Collected data entries:
** START **

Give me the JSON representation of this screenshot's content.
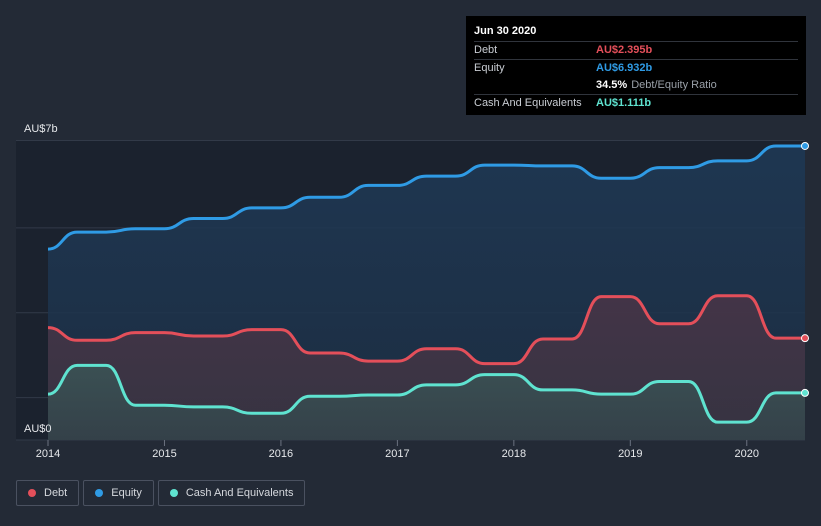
{
  "tooltip": {
    "date": "Jun 30 2020",
    "rows": [
      {
        "label": "Debt",
        "value": "AU$2.395b",
        "color": "#e44f5a"
      },
      {
        "label": "Equity",
        "value": "AU$6.932b",
        "color": "#2f9be5"
      },
      {
        "label": "",
        "value": "34.5%",
        "suffix": "Debt/Equity Ratio"
      },
      {
        "label": "Cash And Equivalents",
        "value": "AU$1.111b",
        "color": "#5fe3d0"
      }
    ]
  },
  "legend": [
    {
      "name": "Debt",
      "color": "#e44f5a"
    },
    {
      "name": "Equity",
      "color": "#2f9be5"
    },
    {
      "name": "Cash And Equivalents",
      "color": "#5fe3d0"
    }
  ],
  "chart_data": {
    "type": "area",
    "title": "",
    "xlabel": "",
    "ylabel": "",
    "ylim": [
      0,
      7
    ],
    "xlim": [
      2014.0,
      2020.5
    ],
    "y_tick_labels": [
      "AU$0",
      "AU$7b"
    ],
    "x_ticks": [
      "2014",
      "2015",
      "2016",
      "2017",
      "2018",
      "2019",
      "2020"
    ],
    "series": [
      {
        "name": "Equity",
        "color": "#2f9be5",
        "points": [
          [
            2014.0,
            4.5
          ],
          [
            2014.25,
            4.9
          ],
          [
            2014.5,
            4.9
          ],
          [
            2014.75,
            4.98
          ],
          [
            2015.0,
            4.98
          ],
          [
            2015.25,
            5.22
          ],
          [
            2015.5,
            5.22
          ],
          [
            2015.75,
            5.47
          ],
          [
            2016.0,
            5.47
          ],
          [
            2016.25,
            5.72
          ],
          [
            2016.5,
            5.72
          ],
          [
            2016.75,
            6.0
          ],
          [
            2017.0,
            6.0
          ],
          [
            2017.25,
            6.22
          ],
          [
            2017.5,
            6.22
          ],
          [
            2017.75,
            6.48
          ],
          [
            2018.0,
            6.48
          ],
          [
            2018.25,
            6.46
          ],
          [
            2018.5,
            6.46
          ],
          [
            2018.75,
            6.17
          ],
          [
            2019.0,
            6.17
          ],
          [
            2019.25,
            6.42
          ],
          [
            2019.5,
            6.42
          ],
          [
            2019.75,
            6.58
          ],
          [
            2020.0,
            6.58
          ],
          [
            2020.25,
            6.93
          ],
          [
            2020.5,
            6.93
          ]
        ]
      },
      {
        "name": "Debt",
        "color": "#e44f5a",
        "points": [
          [
            2014.0,
            2.65
          ],
          [
            2014.25,
            2.35
          ],
          [
            2014.5,
            2.35
          ],
          [
            2014.75,
            2.53
          ],
          [
            2015.0,
            2.53
          ],
          [
            2015.25,
            2.45
          ],
          [
            2015.5,
            2.45
          ],
          [
            2015.75,
            2.6
          ],
          [
            2016.0,
            2.6
          ],
          [
            2016.25,
            2.05
          ],
          [
            2016.5,
            2.05
          ],
          [
            2016.75,
            1.86
          ],
          [
            2017.0,
            1.86
          ],
          [
            2017.25,
            2.15
          ],
          [
            2017.5,
            2.15
          ],
          [
            2017.75,
            1.8
          ],
          [
            2018.0,
            1.8
          ],
          [
            2018.25,
            2.38
          ],
          [
            2018.5,
            2.38
          ],
          [
            2018.75,
            3.38
          ],
          [
            2019.0,
            3.38
          ],
          [
            2019.25,
            2.74
          ],
          [
            2019.5,
            2.74
          ],
          [
            2019.75,
            3.4
          ],
          [
            2020.0,
            3.4
          ],
          [
            2020.25,
            2.4
          ],
          [
            2020.5,
            2.4
          ]
        ]
      },
      {
        "name": "Cash And Equivalents",
        "color": "#5fe3d0",
        "points": [
          [
            2014.0,
            1.08
          ],
          [
            2014.25,
            1.76
          ],
          [
            2014.5,
            1.76
          ],
          [
            2014.75,
            0.82
          ],
          [
            2015.0,
            0.82
          ],
          [
            2015.25,
            0.78
          ],
          [
            2015.5,
            0.78
          ],
          [
            2015.75,
            0.63
          ],
          [
            2016.0,
            0.63
          ],
          [
            2016.25,
            1.03
          ],
          [
            2016.5,
            1.03
          ],
          [
            2016.75,
            1.06
          ],
          [
            2017.0,
            1.06
          ],
          [
            2017.25,
            1.3
          ],
          [
            2017.5,
            1.3
          ],
          [
            2017.75,
            1.54
          ],
          [
            2018.0,
            1.54
          ],
          [
            2018.25,
            1.18
          ],
          [
            2018.5,
            1.18
          ],
          [
            2018.75,
            1.08
          ],
          [
            2019.0,
            1.08
          ],
          [
            2019.25,
            1.38
          ],
          [
            2019.5,
            1.38
          ],
          [
            2019.75,
            0.42
          ],
          [
            2020.0,
            0.42
          ],
          [
            2020.25,
            1.11
          ],
          [
            2020.5,
            1.11
          ]
        ]
      }
    ]
  }
}
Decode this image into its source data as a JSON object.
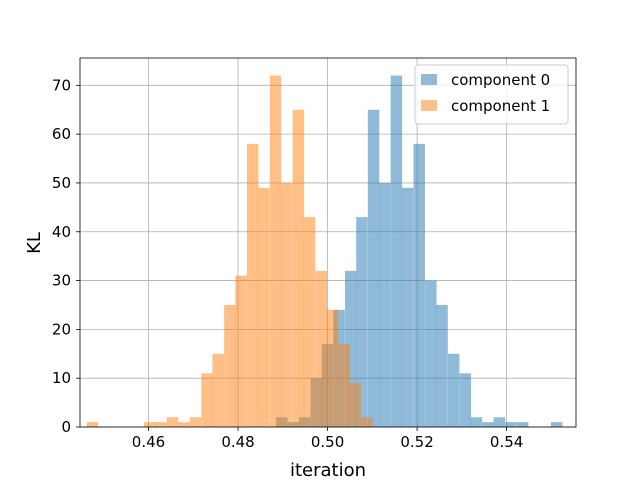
{
  "chart_data": {
    "type": "histogram",
    "xlabel": "iteration",
    "ylabel": "KL",
    "xlim": [
      0.4447,
      0.5555
    ],
    "ylim": [
      0,
      75.6
    ],
    "xticks": [
      0.46,
      0.48,
      0.5,
      0.52,
      0.54
    ],
    "xtick_labels": [
      "0.46",
      "0.48",
      "0.50",
      "0.52",
      "0.54"
    ],
    "yticks": [
      0,
      10,
      20,
      30,
      40,
      50,
      60,
      70
    ],
    "ytick_labels": [
      "0",
      "10",
      "20",
      "30",
      "40",
      "50",
      "60",
      "70"
    ],
    "grid": true,
    "legend_position": "upper right",
    "series": [
      {
        "name": "component 0",
        "color": "#1f77b4",
        "alpha": 0.5,
        "bin_width": 0.00256,
        "bins": [
          [
            0.4885,
            2
          ],
          [
            0.4911,
            1
          ],
          [
            0.4936,
            2
          ],
          [
            0.4962,
            10
          ],
          [
            0.4987,
            17
          ],
          [
            0.5013,
            24
          ],
          [
            0.5039,
            32
          ],
          [
            0.5064,
            43
          ],
          [
            0.509,
            65
          ],
          [
            0.5115,
            50
          ],
          [
            0.5141,
            72
          ],
          [
            0.5166,
            49
          ],
          [
            0.5192,
            58
          ],
          [
            0.5218,
            30
          ],
          [
            0.5243,
            25
          ],
          [
            0.5269,
            15
          ],
          [
            0.5295,
            11
          ],
          [
            0.532,
            2
          ],
          [
            0.5346,
            1
          ],
          [
            0.5371,
            2
          ],
          [
            0.5397,
            1
          ],
          [
            0.5423,
            1
          ],
          [
            0.5448,
            0
          ],
          [
            0.5474,
            0
          ],
          [
            0.5499,
            1
          ]
        ]
      },
      {
        "name": "component 1",
        "color": "#ff7f0e",
        "alpha": 0.5,
        "bin_width": 0.00256,
        "bins": [
          [
            0.4462,
            1
          ],
          [
            0.4488,
            0
          ],
          [
            0.4513,
            0
          ],
          [
            0.4539,
            0
          ],
          [
            0.4564,
            0
          ],
          [
            0.459,
            1
          ],
          [
            0.4615,
            1
          ],
          [
            0.4641,
            2
          ],
          [
            0.4666,
            1
          ],
          [
            0.4692,
            2
          ],
          [
            0.4718,
            11
          ],
          [
            0.4743,
            15
          ],
          [
            0.4769,
            25
          ],
          [
            0.4794,
            31
          ],
          [
            0.482,
            58
          ],
          [
            0.4845,
            49
          ],
          [
            0.4871,
            72
          ],
          [
            0.4896,
            50
          ],
          [
            0.4922,
            65
          ],
          [
            0.4947,
            43
          ],
          [
            0.4973,
            32
          ],
          [
            0.4998,
            24
          ],
          [
            0.5024,
            17
          ],
          [
            0.5049,
            9
          ],
          [
            0.5075,
            2
          ]
        ]
      }
    ]
  }
}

** END **

**WHAT IS REQUIRED:** Search the data above for the string "value" and return every line that has it.

**SOLUTION TO THIS PROBLEM:**
        "value": "AU$2.395b",
        "value": "AU$6.932b",
        "value": "34.5%",
        "value": "AU$1.111b",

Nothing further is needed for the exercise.